╭─ RECORDS TO USE

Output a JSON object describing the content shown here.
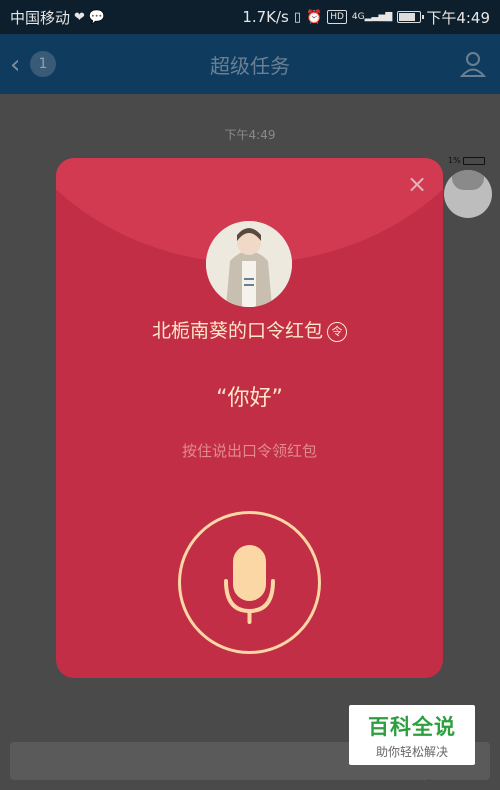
{
  "status_bar": {
    "carrier": "中国移动",
    "network_speed": "1.7K/s",
    "time": "下午4:49",
    "signal_label": "4G"
  },
  "header": {
    "title": "超级任务",
    "back_count": "1"
  },
  "chat": {
    "timestamp": "下午4:49",
    "mini_battery_label": "1%"
  },
  "red_packet": {
    "sender_name": "北栀南葵的口令红包",
    "ling_badge": "令",
    "passphrase": "“你好”",
    "hint": "按住说出口令领红包",
    "close_label": "×"
  },
  "watermark": {
    "main": "百科全说",
    "sub": "助你轻松解决"
  },
  "colors": {
    "packet_red": "#c12e46",
    "gold": "#fbd7a6",
    "header_blue": "#0f3c5e"
  }
}
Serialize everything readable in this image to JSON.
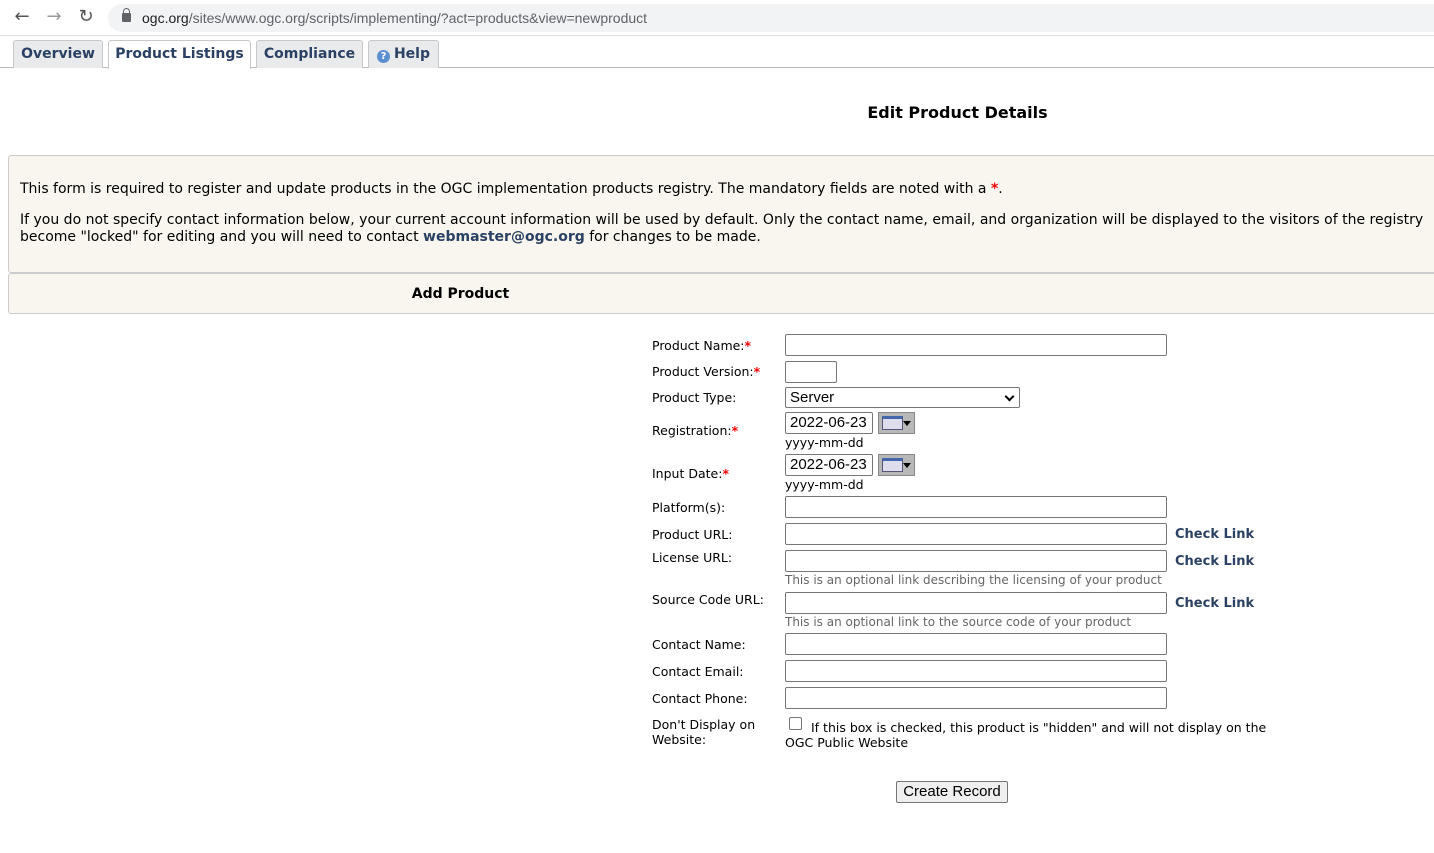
{
  "browser": {
    "url_host": "ogc.org",
    "url_path": "/sites/www.ogc.org/scripts/implementing/?act=products&view=newproduct"
  },
  "tabs": [
    {
      "label": "Overview"
    },
    {
      "label": "Product Listings",
      "active": true
    },
    {
      "label": "Compliance"
    },
    {
      "label": "Help"
    }
  ],
  "page_title": "Edit Product Details",
  "info": {
    "line1": "This form is required to register and update products in the OGC implementation products registry. The mandatory fields are noted with a ",
    "line1_mark": "*",
    "line1_end": ".",
    "line2": "If you do not specify contact information below, your current account information will be used by default. Only the contact name, email, and organization will be displayed to the visitors of the registry",
    "line3_pre": "become \"locked\" for editing and you will need to contact ",
    "email": "webmaster@ogc.org",
    "line3_post": " for changes to be made."
  },
  "section_title": "Add Product",
  "form": {
    "required_mark": "*",
    "product_name": {
      "label": "Product Name:",
      "value": ""
    },
    "product_version": {
      "label": "Product Version:",
      "value": ""
    },
    "product_type": {
      "label": "Product Type:",
      "value": "Server"
    },
    "registration": {
      "label": "Registration:",
      "value": "2022-06-23",
      "format": "yyyy-mm-dd"
    },
    "input_date": {
      "label": "Input Date:",
      "value": "2022-06-23",
      "format": "yyyy-mm-dd"
    },
    "platforms": {
      "label": "Platform(s):",
      "value": ""
    },
    "product_url": {
      "label": "Product URL:",
      "value": ""
    },
    "license_url": {
      "label": "License URL:",
      "value": "",
      "hint": "This is an optional link describing the licensing of your product"
    },
    "source_url": {
      "label": "Source Code URL:",
      "value": "",
      "hint": "This is an optional link to the source code of your product"
    },
    "contact_name": {
      "label": "Contact Name:",
      "value": ""
    },
    "contact_email": {
      "label": "Contact Email:",
      "value": ""
    },
    "contact_phone": {
      "label": "Contact Phone:",
      "value": ""
    },
    "dont_display": {
      "label1": "Don't Display on",
      "label2": "Website:",
      "checked": false,
      "desc1": "If this box is checked, this product is \"hidden\" and will not display on the",
      "desc2": "OGC Public Website"
    },
    "check_link": "Check Link",
    "submit": "Create Record"
  },
  "colors": {
    "tab_text": "#2b4163",
    "required": "#e00000",
    "panel_bg": "#f8f6ee"
  }
}
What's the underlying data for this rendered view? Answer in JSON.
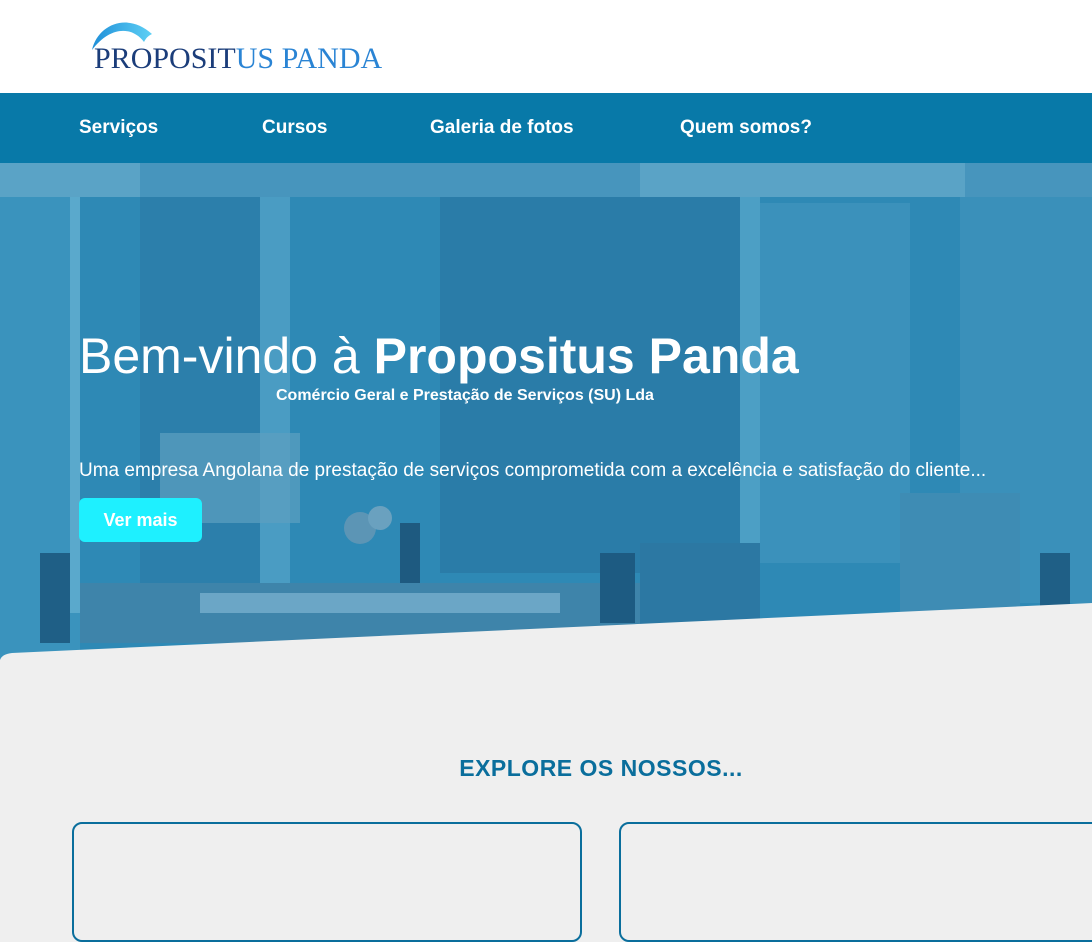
{
  "brand": {
    "logo_text_main": "PROPOSIT",
    "logo_text_accent": "US PANDA",
    "colors": {
      "navy": "#1b3d7a",
      "blue": "#2a84d4",
      "nav_bg": "#0879a8",
      "cta": "#1ef0ff",
      "section_title": "#0a6e9c"
    }
  },
  "nav": {
    "items": [
      {
        "label": "Serviços"
      },
      {
        "label": "Cursos"
      },
      {
        "label": "Galeria de fotos"
      },
      {
        "label": "Quem somos?"
      }
    ]
  },
  "hero": {
    "title_prefix": "Bem-vindo à ",
    "title_brand": "Propositus Panda",
    "subtitle": "Comércio Geral e Prestação de Serviços (SU) Lda",
    "description": "Uma empresa Angolana de prestação de serviços comprometida com a excelência e satisfação do cliente...",
    "cta_label": "Ver mais"
  },
  "explore": {
    "title": "EXPLORE OS NOSSOS..."
  }
}
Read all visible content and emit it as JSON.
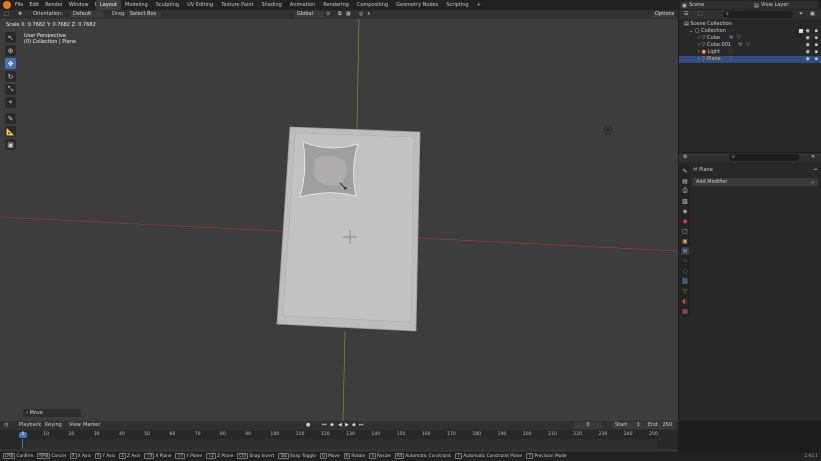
{
  "topbar": {
    "menus": [
      "File",
      "Edit",
      "Render",
      "Window",
      "Help"
    ],
    "workspaces": [
      "Layout",
      "Modeling",
      "Sculpting",
      "UV Editing",
      "Texture Paint",
      "Shading",
      "Animation",
      "Rendering",
      "Compositing",
      "Geometry Nodes",
      "Scripting"
    ],
    "active_workspace": "Layout",
    "add_tab": "+",
    "scene": "Scene",
    "view_layer": "View Layer"
  },
  "viewport_header": {
    "orientation_label": "Orientation:",
    "orientation_value": "Default",
    "drag_label": "Drag:",
    "drag_value": "Select Box",
    "transform_space": "Global",
    "options": "Options"
  },
  "viewport": {
    "status_line": "Scale X: 0.7682   Y: 0.7682   Z: 0.7682",
    "view_name": "User Perspective",
    "collection_info": "(0) Collection | Plane",
    "last_op_panel": "Move"
  },
  "outliner": {
    "root": "Scene Collection",
    "collection": "Collection",
    "items": [
      {
        "name": "Cube",
        "icon_color": "#e8a05b",
        "selected": false
      },
      {
        "name": "Cube.001",
        "icon_color": "#e8a05b",
        "selected": false
      },
      {
        "name": "Light",
        "icon_color": "#e8a05b",
        "selected": false
      },
      {
        "name": "Plane",
        "icon_color": "#e8a05b",
        "selected": true
      }
    ]
  },
  "properties": {
    "object_name": "Plane",
    "add_modifier": "Add Modifier"
  },
  "timeline": {
    "menus": [
      "Playback",
      "Keying",
      "View",
      "Marker"
    ],
    "current_frame": "0",
    "start_label": "Start",
    "start": "1",
    "end_label": "End",
    "end": "250",
    "ticks": [
      "0",
      "10",
      "20",
      "30",
      "40",
      "50",
      "60",
      "70",
      "80",
      "90",
      "100",
      "110",
      "120",
      "130",
      "140",
      "150",
      "160",
      "170",
      "180",
      "190",
      "200",
      "210",
      "220",
      "230",
      "240",
      "250"
    ]
  },
  "statusbar": {
    "items": [
      {
        "key": "LMB",
        "label": "Confirm"
      },
      {
        "key": "RMB",
        "label": "Cancel"
      },
      {
        "key": "X",
        "label": "X Axis"
      },
      {
        "key": "Y",
        "label": "Y Axis"
      },
      {
        "key": "Z",
        "label": "Z Axis"
      },
      {
        "key": "⇧X",
        "label": "X Plane"
      },
      {
        "key": "⇧Y",
        "label": "Y Plane"
      },
      {
        "key": "⇧Z",
        "label": "Z Plane"
      },
      {
        "key": "Ctrl",
        "label": "Snap Invert"
      },
      {
        "key": "Tab",
        "label": "Snap Toggle"
      },
      {
        "key": "G",
        "label": "Move"
      },
      {
        "key": "R",
        "label": "Rotate"
      },
      {
        "key": "S",
        "label": "Resize"
      },
      {
        "key": "Alt",
        "label": "Automatic Constraint"
      },
      {
        "key": "⇧",
        "label": "Automatic Constraint Plane"
      },
      {
        "key": "⇧",
        "label": "Precision Mode"
      }
    ],
    "version": "2.93.1"
  },
  "colors": {
    "accent": "#4772b3",
    "x_axis": "#a8384a",
    "y_axis": "#7aa32e",
    "selected_row": "#334d80"
  }
}
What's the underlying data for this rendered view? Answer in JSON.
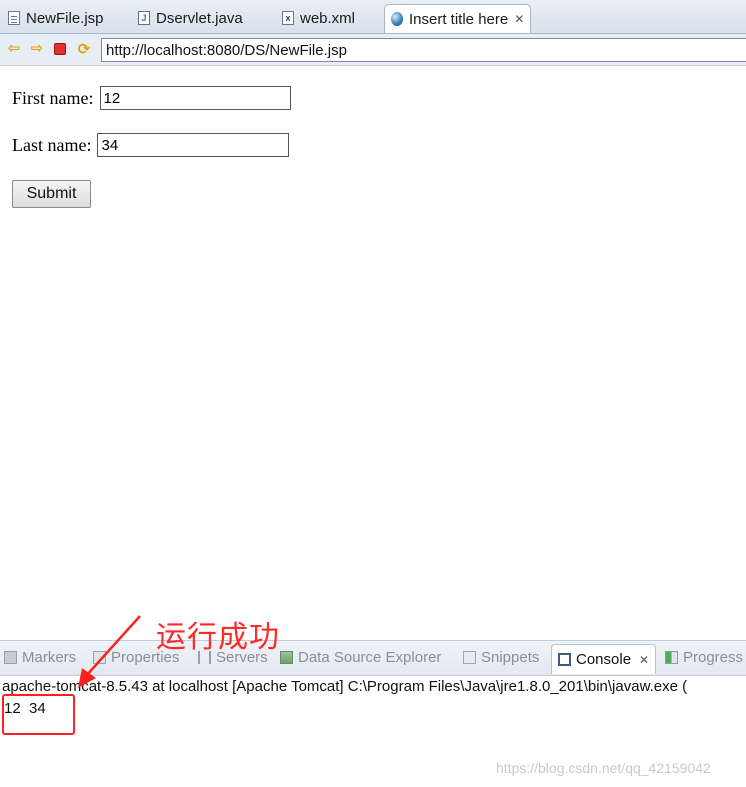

╰─

WHAT IS ASKED »
Print the complete listing exactly as it stands, without its pictures.

REPLY »
Output a JSON object describing the content shown here.
{
  "status_bar": {
    "carrier": "中国移动",
    "network_speed": "1.7K/s",
    "time": "下午4:49",
    "signal_label": "4G"
  },
  "header": {
    "title": "超级任务",
    "back_count": "1"
  },
  "chat": {
    "timestamp": "下午4:49",
    "mini_battery_label": "1%"
  },
  "red_packet": {
    "sender_name": "北栀南葵的口令红包",
    "ling_badge": "令",
    "passphrase": "“你好”",
    "hint": "按住说出口令领红包",
    "close_label": "×"
  },
  "watermark": {
    "main": "百科全说",
    "sub": "助你轻松解决"
  },
  "colors": {
    "packet_red": "#c12e46",
    "gold": "#fbd7a6",
    "header_blue": "#0f3c5e"
  }
}
Serialize everything readable in this image to JSON.
{
  "browser": {
    "url_host": "ogc.org",
    "url_path": "/sites/www.ogc.org/scripts/implementing/?act=products&view=newproduct"
  },
  "tabs": [
    {
      "label": "Overview"
    },
    {
      "label": "Product Listings",
      "active": true
    },
    {
      "label": "Compliance"
    },
    {
      "label": "Help"
    }
  ],
  "page_title": "Edit Product Details",
  "info": {
    "line1": "This form is required to register and update products in the OGC implementation products registry. The mandatory fields are noted with a ",
    "line1_mark": "*",
    "line1_end": ".",
    "line2": "If you do not specify contact information below, your current account information will be used by default. Only the contact name, email, and organization will be displayed to the visitors of the registry",
    "line3_pre": "become \"locked\" for editing and you will need to contact ",
    "email": "webmaster@ogc.org",
    "line3_post": " for changes to be made."
  },
  "section_title": "Add Product",
  "form": {
    "required_mark": "*",
    "product_name": {
      "label": "Product Name:",
      "value": ""
    },
    "product_version": {
      "label": "Product Version:",
      "value": ""
    },
    "product_type": {
      "label": "Product Type:",
      "value": "Server"
    },
    "registration": {
      "label": "Registration:",
      "value": "2022-06-23",
      "format": "yyyy-mm-dd"
    },
    "input_date": {
      "label": "Input Date:",
      "value": "2022-06-23",
      "format": "yyyy-mm-dd"
    },
    "platforms": {
      "label": "Platform(s):",
      "value": ""
    },
    "product_url": {
      "label": "Product URL:",
      "value": ""
    },
    "license_url": {
      "label": "License URL:",
      "value": "",
      "hint": "This is an optional link describing the licensing of your product"
    },
    "source_url": {
      "label": "Source Code URL:",
      "value": "",
      "hint": "This is an optional link to the source code of your product"
    },
    "contact_name": {
      "label": "Contact Name:",
      "value": ""
    },
    "contact_email": {
      "label": "Contact Email:",
      "value": ""
    },
    "contact_phone": {
      "label": "Contact Phone:",
      "value": ""
    },
    "dont_display": {
      "label1": "Don't Display on",
      "label2": "Website:",
      "checked": false,
      "desc1": "If this box is checked, this product is \"hidden\" and will not display on the",
      "desc2": "OGC Public Website"
    },
    "check_link": "Check Link",
    "submit": "Create Record"
  },
  "colors": {
    "tab_text": "#2b4163",
    "required": "#e00000",
    "panel_bg": "#f8f6ee"
  }
}
What's the underlying data for this rendered view? Answer in JSON.
{
  "brand": {
    "logo_text_main": "PROPOSIT",
    "logo_text_accent": "US PANDA",
    "colors": {
      "navy": "#1b3d7a",
      "blue": "#2a84d4",
      "nav_bg": "#0879a8",
      "cta": "#1ef0ff",
      "section_title": "#0a6e9c"
    }
  },
  "nav": {
    "items": [
      {
        "label": "Serviços"
      },
      {
        "label": "Cursos"
      },
      {
        "label": "Galeria de fotos"
      },
      {
        "label": "Quem somos?"
      }
    ]
  },
  "hero": {
    "title_prefix": "Bem-vindo à ",
    "title_brand": "Propositus Panda",
    "subtitle": "Comércio Geral e Prestação de Serviços (SU) Lda",
    "description": "Uma empresa Angolana de prestação de serviços comprometida com a excelência e satisfação do cliente...",
    "cta_label": "Ver mais"
  },
  "explore": {
    "title": "EXPLORE OS NOSSOS..."
  }
}
Read all visible content and emit it as JSON.
{
  "topbar": {
    "menus": [
      "File",
      "Edit",
      "Render",
      "Window",
      "Help"
    ],
    "workspaces": [
      "Layout",
      "Modeling",
      "Sculpting",
      "UV Editing",
      "Texture Paint",
      "Shading",
      "Animation",
      "Rendering",
      "Compositing",
      "Geometry Nodes",
      "Scripting"
    ],
    "active_workspace": "Layout",
    "add_tab": "+",
    "scene": "Scene",
    "view_layer": "View Layer"
  },
  "viewport_header": {
    "orientation_label": "Orientation:",
    "orientation_value": "Default",
    "drag_label": "Drag:",
    "drag_value": "Select Box",
    "transform_space": "Global",
    "options": "Options"
  },
  "viewport": {
    "status_line": "Scale X: 0.7682   Y: 0.7682   Z: 0.7682",
    "view_name": "User Perspective",
    "collection_info": "(0) Collection | Plane",
    "last_op_panel": "Move"
  },
  "outliner": {
    "root": "Scene Collection",
    "collection": "Collection",
    "items": [
      {
        "name": "Cube",
        "icon_color": "#e8a05b",
        "selected": false
      },
      {
        "name": "Cube.001",
        "icon_color": "#e8a05b",
        "selected": false
      },
      {
        "name": "Light",
        "icon_color": "#e8a05b",
        "selected": false
      },
      {
        "name": "Plane",
        "icon_color": "#e8a05b",
        "selected": true
      }
    ]
  },
  "properties": {
    "object_name": "Plane",
    "add_modifier": "Add Modifier"
  },
  "timeline": {
    "menus": [
      "Playback",
      "Keying",
      "View",
      "Marker"
    ],
    "current_frame": "0",
    "start_label": "Start",
    "start": "1",
    "end_label": "End",
    "end": "250",
    "ticks": [
      "0",
      "10",
      "20",
      "30",
      "40",
      "50",
      "60",
      "70",
      "80",
      "90",
      "100",
      "110",
      "120",
      "130",
      "140",
      "150",
      "160",
      "170",
      "180",
      "190",
      "200",
      "210",
      "220",
      "230",
      "240",
      "250"
    ]
  },
  "statusbar": {
    "items": [
      {
        "key": "LMB",
        "label": "Confirm"
      },
      {
        "key": "RMB",
        "label": "Cancel"
      },
      {
        "key": "X",
        "label": "X Axis"
      },
      {
        "key": "Y",
        "label": "Y Axis"
      },
      {
        "key": "Z",
        "label": "Z Axis"
      },
      {
        "key": "⇧X",
        "label": "X Plane"
      },
      {
        "key": "⇧Y",
        "label": "Y Plane"
      },
      {
        "key": "⇧Z",
        "label": "Z Plane"
      },
      {
        "key": "Ctrl",
        "label": "Snap Invert"
      },
      {
        "key": "Tab",
        "label": "Snap Toggle"
      },
      {
        "key": "G",
        "label": "Move"
      },
      {
        "key": "R",
        "label": "Rotate"
      },
      {
        "key": "S",
        "label": "Resize"
      },
      {
        "key": "Alt",
        "label": "Automatic Constraint"
      },
      {
        "key": "⇧",
        "label": "Automatic Constraint Plane"
      },
      {
        "key": "⇧",
        "label": "Precision Mode"
      }
    ],
    "version": "2.93.1"
  },
  "colors": {
    "accent": "#4772b3",
    "x_axis": "#a8384a",
    "y_axis": "#7aa32e",
    "selected_row": "#334d80"
  }
}
What's the underlying data for this rendered view? Answer in JSON.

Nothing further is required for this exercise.